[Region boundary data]
• • • •

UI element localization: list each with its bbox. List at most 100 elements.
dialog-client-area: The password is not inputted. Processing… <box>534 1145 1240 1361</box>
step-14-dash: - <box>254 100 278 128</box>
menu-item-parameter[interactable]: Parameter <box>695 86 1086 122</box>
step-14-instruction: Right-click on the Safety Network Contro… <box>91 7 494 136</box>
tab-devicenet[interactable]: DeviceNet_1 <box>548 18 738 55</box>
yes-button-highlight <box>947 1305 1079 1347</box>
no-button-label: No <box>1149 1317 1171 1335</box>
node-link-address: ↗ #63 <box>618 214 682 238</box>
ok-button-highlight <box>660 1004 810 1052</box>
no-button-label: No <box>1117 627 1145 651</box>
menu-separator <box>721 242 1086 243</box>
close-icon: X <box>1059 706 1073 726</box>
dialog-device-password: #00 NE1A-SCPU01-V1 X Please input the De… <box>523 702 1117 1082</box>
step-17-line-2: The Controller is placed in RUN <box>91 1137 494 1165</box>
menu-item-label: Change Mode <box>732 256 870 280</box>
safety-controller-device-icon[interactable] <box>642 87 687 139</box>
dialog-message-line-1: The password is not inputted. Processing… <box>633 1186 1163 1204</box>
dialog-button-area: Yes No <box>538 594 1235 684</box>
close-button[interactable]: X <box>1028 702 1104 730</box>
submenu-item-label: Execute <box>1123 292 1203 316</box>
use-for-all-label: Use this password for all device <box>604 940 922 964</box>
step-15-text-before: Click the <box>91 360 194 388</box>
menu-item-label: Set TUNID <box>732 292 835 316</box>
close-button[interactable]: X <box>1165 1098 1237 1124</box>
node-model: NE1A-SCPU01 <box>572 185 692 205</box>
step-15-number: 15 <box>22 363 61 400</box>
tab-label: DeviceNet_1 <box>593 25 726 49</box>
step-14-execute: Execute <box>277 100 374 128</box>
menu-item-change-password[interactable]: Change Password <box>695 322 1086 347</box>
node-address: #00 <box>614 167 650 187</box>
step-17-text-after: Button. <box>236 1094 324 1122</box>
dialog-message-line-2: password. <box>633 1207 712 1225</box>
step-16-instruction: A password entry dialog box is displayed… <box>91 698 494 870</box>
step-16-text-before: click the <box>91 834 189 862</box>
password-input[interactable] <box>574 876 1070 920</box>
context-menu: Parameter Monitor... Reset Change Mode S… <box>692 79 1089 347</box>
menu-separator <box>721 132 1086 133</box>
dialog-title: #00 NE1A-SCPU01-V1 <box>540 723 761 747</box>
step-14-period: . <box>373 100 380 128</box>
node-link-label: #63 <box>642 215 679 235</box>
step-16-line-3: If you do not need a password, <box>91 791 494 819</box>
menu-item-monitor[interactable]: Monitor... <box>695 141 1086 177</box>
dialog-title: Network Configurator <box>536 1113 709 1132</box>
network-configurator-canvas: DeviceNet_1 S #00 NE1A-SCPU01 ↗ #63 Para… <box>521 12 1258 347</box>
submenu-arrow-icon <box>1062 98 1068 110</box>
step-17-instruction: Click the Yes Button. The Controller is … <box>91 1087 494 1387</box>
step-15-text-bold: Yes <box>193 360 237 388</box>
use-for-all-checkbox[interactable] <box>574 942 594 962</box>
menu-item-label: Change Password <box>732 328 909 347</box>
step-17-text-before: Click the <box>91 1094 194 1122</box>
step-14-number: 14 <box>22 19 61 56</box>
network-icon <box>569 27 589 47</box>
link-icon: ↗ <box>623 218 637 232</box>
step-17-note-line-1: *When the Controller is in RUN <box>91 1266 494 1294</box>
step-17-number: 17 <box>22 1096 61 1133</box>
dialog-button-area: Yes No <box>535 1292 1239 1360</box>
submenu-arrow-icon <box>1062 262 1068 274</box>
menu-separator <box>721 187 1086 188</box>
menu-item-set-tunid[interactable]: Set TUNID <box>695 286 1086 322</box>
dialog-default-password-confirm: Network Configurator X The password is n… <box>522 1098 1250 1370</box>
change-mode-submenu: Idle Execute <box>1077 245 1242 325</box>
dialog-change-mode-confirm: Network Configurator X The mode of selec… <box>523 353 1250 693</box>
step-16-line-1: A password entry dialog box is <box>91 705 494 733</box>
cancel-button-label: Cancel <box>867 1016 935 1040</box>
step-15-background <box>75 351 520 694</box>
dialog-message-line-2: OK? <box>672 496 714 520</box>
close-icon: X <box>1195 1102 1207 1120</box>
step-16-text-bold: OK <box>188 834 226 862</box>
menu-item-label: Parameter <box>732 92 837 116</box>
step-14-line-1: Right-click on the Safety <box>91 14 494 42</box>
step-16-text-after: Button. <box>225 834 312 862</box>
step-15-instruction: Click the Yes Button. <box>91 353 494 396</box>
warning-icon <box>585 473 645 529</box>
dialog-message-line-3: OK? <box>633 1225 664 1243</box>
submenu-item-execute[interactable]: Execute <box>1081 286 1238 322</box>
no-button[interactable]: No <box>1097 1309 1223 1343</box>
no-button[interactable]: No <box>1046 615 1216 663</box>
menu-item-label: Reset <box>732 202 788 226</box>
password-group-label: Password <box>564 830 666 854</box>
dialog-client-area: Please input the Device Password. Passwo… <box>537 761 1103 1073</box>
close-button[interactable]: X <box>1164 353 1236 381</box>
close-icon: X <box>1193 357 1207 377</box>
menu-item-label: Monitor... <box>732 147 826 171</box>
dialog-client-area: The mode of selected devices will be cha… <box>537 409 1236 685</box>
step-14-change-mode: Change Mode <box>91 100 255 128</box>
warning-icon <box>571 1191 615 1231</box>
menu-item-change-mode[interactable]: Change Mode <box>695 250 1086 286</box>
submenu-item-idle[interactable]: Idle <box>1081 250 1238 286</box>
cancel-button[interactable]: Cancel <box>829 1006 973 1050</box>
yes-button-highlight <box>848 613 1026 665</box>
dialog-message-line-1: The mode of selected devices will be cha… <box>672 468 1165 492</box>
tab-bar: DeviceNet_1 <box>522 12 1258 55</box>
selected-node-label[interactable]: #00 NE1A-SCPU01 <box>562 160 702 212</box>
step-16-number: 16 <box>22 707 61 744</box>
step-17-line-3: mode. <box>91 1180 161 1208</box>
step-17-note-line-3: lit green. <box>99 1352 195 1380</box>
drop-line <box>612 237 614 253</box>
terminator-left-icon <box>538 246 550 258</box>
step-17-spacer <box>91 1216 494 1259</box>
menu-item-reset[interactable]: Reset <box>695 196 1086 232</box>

• • • •

**Given task**: Rewrite all of the entries, substituting "DeviceNet_2" for every occurrence of "DeviceNet_1" and leaving everything else as it is.

**Result for this task**:
UI element localization: list each with its bbox. List at most 100 elements.
dialog-client-area: The password is not inputted. Processing… <box>534 1145 1240 1361</box>
step-14-dash: - <box>254 100 278 128</box>
menu-item-parameter[interactable]: Parameter <box>695 86 1086 122</box>
step-14-instruction: Right-click on the Safety Network Contro… <box>91 7 494 136</box>
tab-devicenet[interactable]: DeviceNet_2 <box>548 18 738 55</box>
yes-button-highlight <box>947 1305 1079 1347</box>
no-button-label: No <box>1149 1317 1171 1335</box>
node-link-address: ↗ #63 <box>618 214 682 238</box>
ok-button-highlight <box>660 1004 810 1052</box>
no-button-label: No <box>1117 627 1145 651</box>
menu-separator <box>721 242 1086 243</box>
close-icon: X <box>1059 706 1073 726</box>
dialog-device-password: #00 NE1A-SCPU01-V1 X Please input the De… <box>523 702 1117 1082</box>
step-17-line-2: The Controller is placed in RUN <box>91 1137 494 1165</box>
menu-item-label: Change Mode <box>732 256 870 280</box>
safety-controller-device-icon[interactable] <box>642 87 687 139</box>
dialog-message-line-1: The password is not inputted. Processing… <box>633 1186 1163 1204</box>
dialog-button-area: Yes No <box>538 594 1235 684</box>
close-button[interactable]: X <box>1028 702 1104 730</box>
submenu-item-label: Execute <box>1123 292 1203 316</box>
use-for-all-label: Use this password for all device <box>604 940 922 964</box>
step-15-text-before: Click the <box>91 360 194 388</box>
menu-item-label: Set TUNID <box>732 292 835 316</box>
close-button[interactable]: X <box>1165 1098 1237 1124</box>
node-model: NE1A-SCPU01 <box>572 185 692 205</box>
step-15-number: 15 <box>22 363 61 400</box>
tab-label: DeviceNet_2 <box>593 25 726 49</box>
step-14-execute: Execute <box>277 100 374 128</box>
menu-item-change-password[interactable]: Change Password <box>695 322 1086 347</box>
node-address: #00 <box>614 167 650 187</box>
step-17-text-after: Button. <box>236 1094 324 1122</box>
dialog-message-line-2: password. <box>633 1207 712 1225</box>
step-16-instruction: A password entry dialog box is displayed… <box>91 698 494 870</box>
step-16-text-before: click the <box>91 834 189 862</box>
password-input[interactable] <box>574 876 1070 920</box>
context-menu: Parameter Monitor... Reset Change Mode S… <box>692 79 1089 347</box>
menu-separator <box>721 132 1086 133</box>
dialog-title: #00 NE1A-SCPU01-V1 <box>540 723 761 747</box>
step-14-period: . <box>373 100 380 128</box>
node-link-label: #63 <box>642 215 679 235</box>
step-16-line-3: If you do not need a password, <box>91 791 494 819</box>
menu-item-monitor[interactable]: Monitor... <box>695 141 1086 177</box>
dialog-title: Network Configurator <box>536 1113 709 1132</box>
network-configurator-canvas: DeviceNet_2 S #00 NE1A-SCPU01 ↗ #63 Para… <box>521 12 1258 347</box>
submenu-arrow-icon <box>1062 98 1068 110</box>
step-17-instruction: Click the Yes Button. The Controller is … <box>91 1087 494 1387</box>
step-15-text-bold: Yes <box>193 360 237 388</box>
use-for-all-checkbox[interactable] <box>574 942 594 962</box>
menu-item-label: Change Password <box>732 328 909 347</box>
step-17-text-before: Click the <box>91 1094 194 1122</box>
step-14-number: 14 <box>22 19 61 56</box>
network-icon <box>569 27 589 47</box>
link-icon: ↗ <box>623 218 637 232</box>
step-17-note-line-1: *When the Controller is in RUN <box>91 1266 494 1294</box>
step-17-number: 17 <box>22 1096 61 1133</box>
dialog-button-area: Yes No <box>535 1292 1239 1360</box>
submenu-arrow-icon <box>1062 262 1068 274</box>
menu-separator <box>721 187 1086 188</box>
menu-item-set-tunid[interactable]: Set TUNID <box>695 286 1086 322</box>
dialog-default-password-confirm: Network Configurator X The password is n… <box>522 1098 1250 1370</box>
change-mode-submenu: Idle Execute <box>1077 245 1242 325</box>
dialog-change-mode-confirm: Network Configurator X The mode of selec… <box>523 353 1250 693</box>
step-16-line-1: A password entry dialog box is <box>91 705 494 733</box>
cancel-button-label: Cancel <box>867 1016 935 1040</box>
step-15-background <box>75 351 520 694</box>
dialog-message-line-2: OK? <box>672 496 714 520</box>
close-icon: X <box>1195 1102 1207 1120</box>
step-16-text-bold: OK <box>188 834 226 862</box>
menu-item-label: Parameter <box>732 92 837 116</box>
step-14-line-1: Right-click on the Safety <box>91 14 494 42</box>
step-16-text-after: Button. <box>225 834 312 862</box>
step-15-instruction: Click the Yes Button. <box>91 353 494 396</box>
warning-icon <box>585 473 645 529</box>
dialog-message-line-3: OK? <box>633 1225 664 1243</box>
submenu-item-execute[interactable]: Execute <box>1081 286 1238 322</box>
no-button[interactable]: No <box>1097 1309 1223 1343</box>
no-button[interactable]: No <box>1046 615 1216 663</box>
menu-item-label: Reset <box>732 202 788 226</box>
password-group-label: Password <box>564 830 666 854</box>
dialog-client-area: Please input the Device Password. Passwo… <box>537 761 1103 1073</box>
close-button[interactable]: X <box>1164 353 1236 381</box>
close-icon: X <box>1193 357 1207 377</box>
menu-item-label: Monitor... <box>732 147 826 171</box>
dialog-client-area: The mode of selected devices will be cha… <box>537 409 1236 685</box>
step-14-change-mode: Change Mode <box>91 100 255 128</box>
warning-icon <box>571 1191 615 1231</box>
menu-item-change-mode[interactable]: Change Mode <box>695 250 1086 286</box>
submenu-item-idle[interactable]: Idle <box>1081 250 1238 286</box>
cancel-button[interactable]: Cancel <box>829 1006 973 1050</box>
yes-button-highlight <box>848 613 1026 665</box>
dialog-message-line-1: The mode of selected devices will be cha… <box>672 468 1165 492</box>
tab-bar: DeviceNet_2 <box>522 12 1258 55</box>
selected-node-label[interactable]: #00 NE1A-SCPU01 <box>562 160 702 212</box>
step-16-number: 16 <box>22 707 61 744</box>
step-17-line-3: mode. <box>91 1180 161 1208</box>
step-17-note-line-3: lit green. <box>99 1352 195 1380</box>
drop-line <box>612 237 614 253</box>
terminator-left-icon <box>538 246 550 258</box>
step-17-spacer <box>91 1216 494 1259</box>
menu-item-reset[interactable]: Reset <box>695 196 1086 232</box>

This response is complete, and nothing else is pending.